• Requirements
Reply with one number: the count of lines in the records below that hold "title".
[begin Dataset excerpts]
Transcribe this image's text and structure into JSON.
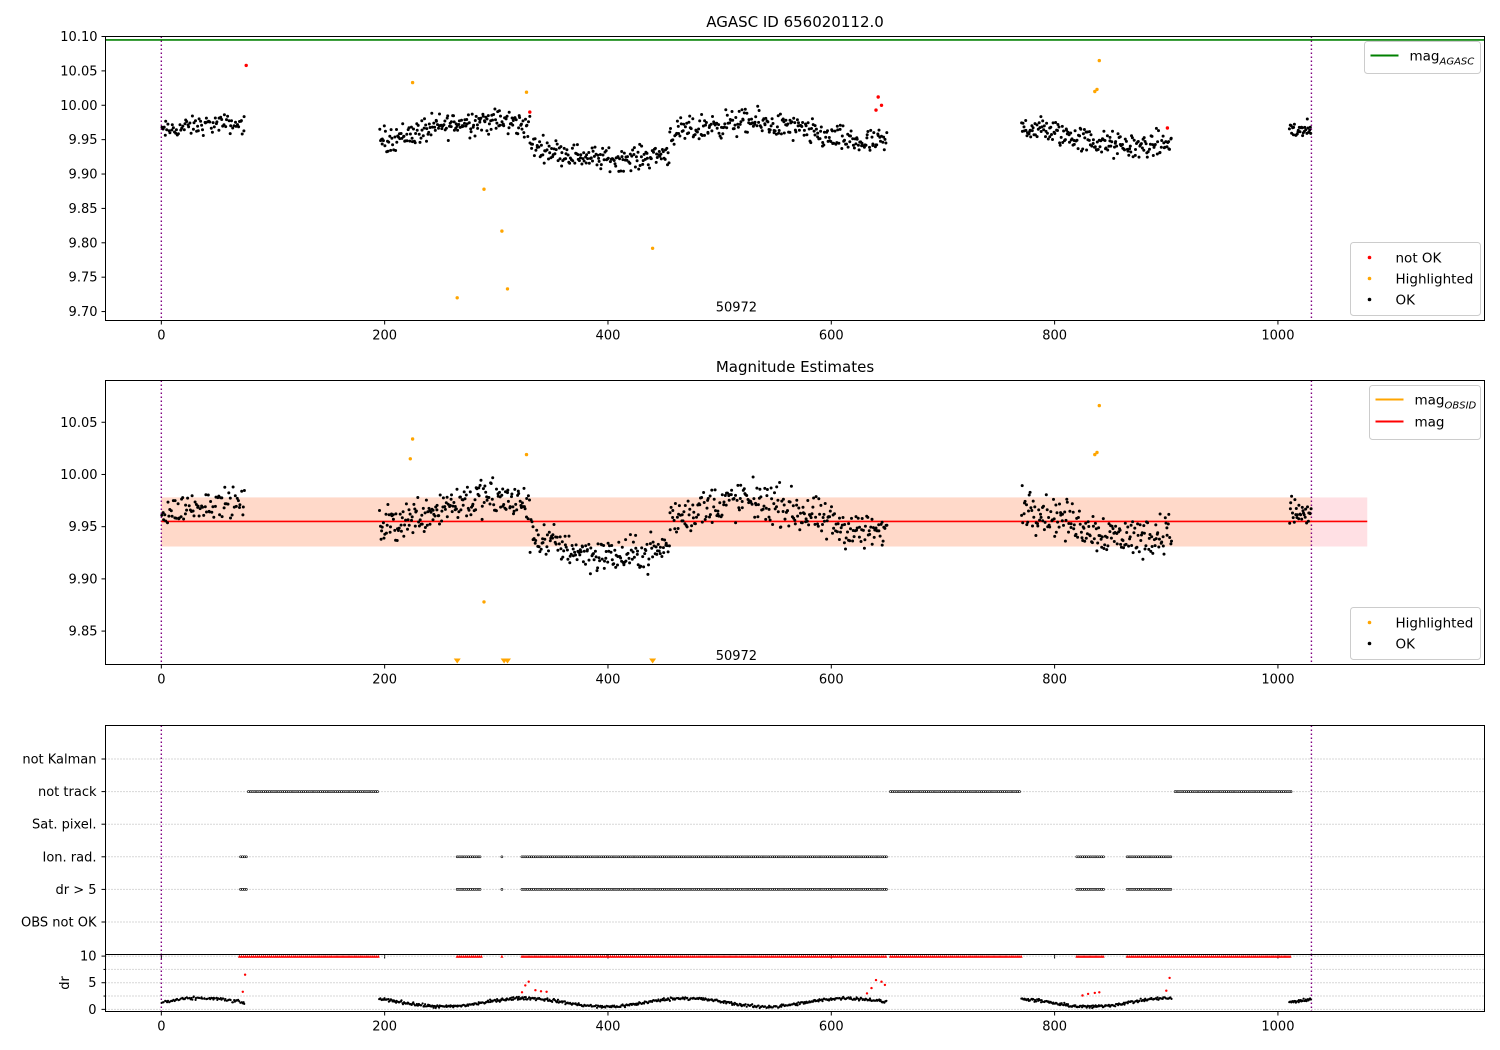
{
  "chart_data": [
    {
      "type": "scatter",
      "title": "AGASC ID 656020112.0",
      "xlabel": "",
      "ylabel": "",
      "xlim": [
        -50,
        1185
      ],
      "ylim": [
        9.687,
        10.1
      ],
      "xticks": [
        0,
        200,
        400,
        600,
        800,
        1000
      ],
      "yticks": [
        9.7,
        9.75,
        9.8,
        9.85,
        9.9,
        9.95,
        10.0,
        10.05,
        10.1
      ],
      "ytick_labels": [
        "9.70",
        "9.75",
        "9.80",
        "9.85",
        "9.90",
        "9.95",
        "10.00",
        "10.05",
        "10.10"
      ],
      "obsid_boundaries": [
        0,
        1030
      ],
      "obsid_label": {
        "text": "50972",
        "x": 515,
        "y": 9.706
      },
      "hlines": [
        {
          "name": "mag_AGASC",
          "y": 10.095,
          "x": [
            -50,
            1185
          ],
          "color": "#008000"
        }
      ],
      "legend_lines": [
        {
          "text": "mag",
          "sub": "AGASC",
          "color": "#008000"
        }
      ],
      "legend_points": [
        {
          "text": "not OK",
          "color": "#ff0000"
        },
        {
          "text": "Highlighted",
          "color": "#ffa500"
        },
        {
          "text": "OK",
          "color": "#000000"
        }
      ],
      "series": [
        {
          "name": "not OK",
          "color": "#ff0000",
          "points": [
            [
              76,
              10.058
            ],
            [
              330,
              9.99
            ],
            [
              640,
              9.993
            ],
            [
              642,
              10.012
            ],
            [
              645,
              10.0
            ],
            [
              901,
              9.967
            ]
          ]
        },
        {
          "name": "Highlighted",
          "color": "#ffa500",
          "points": [
            [
              225,
              10.033
            ],
            [
              265,
              9.72
            ],
            [
              289,
              9.878
            ],
            [
              305,
              9.817
            ],
            [
              310,
              9.733
            ],
            [
              327,
              10.019
            ],
            [
              440,
              9.792
            ],
            [
              836,
              10.02
            ],
            [
              838,
              10.023
            ],
            [
              840,
              10.065
            ]
          ]
        },
        {
          "name": "OK",
          "color": "#000000",
          "gen_segments": [
            [
              0,
              75,
              80,
              9.962,
              0.018
            ],
            [
              195,
              330,
              190,
              9.962,
              0.025
            ],
            [
              330,
              455,
              170,
              9.935,
              0.022
            ],
            [
              455,
              650,
              260,
              9.96,
              0.025
            ],
            [
              770,
              905,
              190,
              9.955,
              0.025
            ],
            [
              1010,
              1030,
              30,
              9.955,
              0.02
            ]
          ]
        }
      ]
    },
    {
      "type": "scatter",
      "title": "Magnitude Estimates",
      "xlabel": "",
      "ylabel": "",
      "xlim": [
        -50,
        1185
      ],
      "ylim": [
        9.818,
        10.09
      ],
      "xticks": [
        0,
        200,
        400,
        600,
        800,
        1000
      ],
      "yticks": [
        9.85,
        9.9,
        9.95,
        10.0,
        10.05
      ],
      "ytick_labels": [
        "9.85",
        "9.90",
        "9.95",
        "10.00",
        "10.05"
      ],
      "obsid_boundaries": [
        0,
        1030
      ],
      "obsid_label": {
        "text": "50972",
        "x": 515,
        "y": 9.826
      },
      "band": {
        "y": [
          9.931,
          9.978
        ],
        "x": [
          0,
          1080
        ],
        "color": "#ffd9c9"
      },
      "hlines": [
        {
          "name": "mag",
          "y": 9.955,
          "x": [
            0,
            1080
          ],
          "color": "#ff0000"
        }
      ],
      "legend_lines": [
        {
          "text": "mag",
          "sub": "OBSID",
          "color": "#ffa500"
        },
        {
          "text": "mag",
          "sub": "",
          "color": "#ff0000"
        }
      ],
      "legend_points": [
        {
          "text": "Highlighted",
          "color": "#ffa500"
        },
        {
          "text": "OK",
          "color": "#000000"
        }
      ],
      "markers_below": {
        "color": "#ffa500",
        "x": [
          265,
          307,
          310,
          440
        ]
      },
      "series": [
        {
          "name": "Highlighted",
          "color": "#ffa500",
          "points": [
            [
              223,
              10.015
            ],
            [
              225,
              10.034
            ],
            [
              289,
              9.878
            ],
            [
              327,
              10.019
            ],
            [
              836,
              10.019
            ],
            [
              838,
              10.021
            ],
            [
              840,
              10.066
            ]
          ]
        },
        {
          "name": "OK",
          "color": "#000000",
          "gen_segments": [
            [
              0,
              75,
              80,
              9.962,
              0.018
            ],
            [
              195,
              330,
              190,
              9.962,
              0.025
            ],
            [
              330,
              455,
              170,
              9.935,
              0.022
            ],
            [
              455,
              650,
              260,
              9.96,
              0.025
            ],
            [
              770,
              905,
              190,
              9.955,
              0.025
            ],
            [
              1010,
              1030,
              30,
              9.955,
              0.02
            ]
          ]
        }
      ]
    },
    {
      "type": "scatter",
      "title": "",
      "xlabel": "",
      "ylabel": "",
      "xlim": [
        -50,
        1185
      ],
      "xticks": [
        0,
        200,
        400,
        600,
        800,
        1000
      ],
      "obsid_boundaries": [
        0,
        1030
      ],
      "flag_rows": [
        {
          "label": "not Kalman",
          "segments": []
        },
        {
          "label": "not track",
          "segments": [
            [
              78,
              195
            ],
            [
              653,
              770
            ],
            [
              908,
              1012
            ]
          ]
        },
        {
          "label": "Sat. pixel.",
          "segments": []
        },
        {
          "label": "Ion. rad.",
          "segments": [
            [
              71,
              77
            ],
            [
              265,
              287
            ],
            [
              305,
              306
            ],
            [
              323,
              650
            ],
            [
              820,
              845
            ],
            [
              865,
              905
            ]
          ]
        },
        {
          "label": "dr > 5",
          "segments": [
            [
              71,
              77
            ],
            [
              265,
              287
            ],
            [
              305,
              306
            ],
            [
              323,
              650
            ],
            [
              820,
              845
            ],
            [
              865,
              905
            ]
          ]
        },
        {
          "label": "OBS not OK",
          "segments": []
        }
      ]
    },
    {
      "type": "scatter",
      "title": "",
      "xlabel": "",
      "ylabel": "dr",
      "xlim": [
        -50,
        1185
      ],
      "ylim": [
        -0.4,
        10.3
      ],
      "xticks": [
        0,
        200,
        400,
        600,
        800,
        1000
      ],
      "yticks": [
        0,
        5,
        10
      ],
      "ytick_labels": [
        "0",
        "5",
        "10"
      ],
      "obsid_boundaries": [
        0,
        1030
      ],
      "capped_value": 10,
      "capped_segments": [
        [
          70,
          195
        ],
        [
          265,
          287
        ],
        [
          305,
          306
        ],
        [
          323,
          650
        ],
        [
          653,
          770
        ],
        [
          820,
          845
        ],
        [
          865,
          1012
        ]
      ],
      "series": [
        {
          "name": "dr",
          "color": "#000000",
          "gen_segments": [
            [
              0,
              75,
              80
            ],
            [
              195,
              330,
              190
            ],
            [
              330,
              455,
              170
            ],
            [
              455,
              650,
              260
            ],
            [
              770,
              905,
              190
            ],
            [
              1010,
              1030,
              30
            ]
          ]
        },
        {
          "name": "dr > 3",
          "color": "#ff0000",
          "points": [
            [
              73,
              3.3
            ],
            [
              75,
              6.5
            ],
            [
              323,
              3.2
            ],
            [
              326,
              4.5
            ],
            [
              329,
              5.2
            ],
            [
              335,
              3.6
            ],
            [
              340,
              3.4
            ],
            [
              345,
              3.3
            ],
            [
              632,
              3.0
            ],
            [
              636,
              4.0
            ],
            [
              640,
              5.5
            ],
            [
              645,
              5.2
            ],
            [
              648,
              4.6
            ],
            [
              825,
              2.6
            ],
            [
              830,
              2.9
            ],
            [
              836,
              3.1
            ],
            [
              840,
              3.2
            ],
            [
              900,
              3.5
            ],
            [
              903,
              5.9
            ]
          ]
        }
      ]
    }
  ]
}
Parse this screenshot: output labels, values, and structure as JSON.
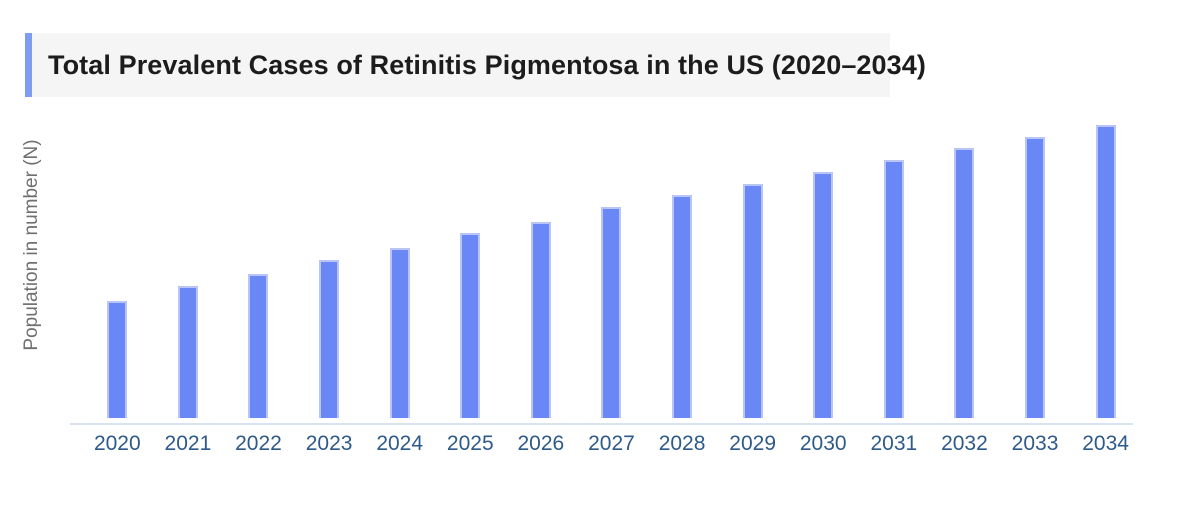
{
  "title": {
    "text": "Total Prevalent Cases of Retinitis Pigmentosa in the US (2020–2034)",
    "accent_color": "#7e9cf0",
    "background": "#f5f5f6",
    "text_color": "#1c1c1c"
  },
  "chart_data": {
    "type": "bar",
    "title": "Total Prevalent Cases of Retinitis Pigmentosa in the US (2020–2034)",
    "xlabel": "",
    "ylabel": "Population in number (N)",
    "categories": [
      "2020",
      "2021",
      "2022",
      "2023",
      "2024",
      "2025",
      "2026",
      "2027",
      "2028",
      "2029",
      "2030",
      "2031",
      "2032",
      "2033",
      "2034"
    ],
    "values": [
      0.4,
      0.45,
      0.49,
      0.54,
      0.58,
      0.63,
      0.67,
      0.72,
      0.76,
      0.8,
      0.84,
      0.88,
      0.92,
      0.96,
      1.0
    ],
    "values_note": "Relative bar heights normalized to 2034 = 1.00; no numeric y-axis tick values are shown in the chart",
    "ylim": [
      0,
      1.05
    ],
    "grid": false,
    "legend_position": "none",
    "bar_color": "#6a88f5",
    "bar_border_color": "#b9c4f7",
    "axis_line_color": "#d8e3ef",
    "tick_label_color": "#2e5a8a",
    "axis_label_color": "#6f6f6f"
  }
}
[end Dataset excerpts]
• Finished answer
6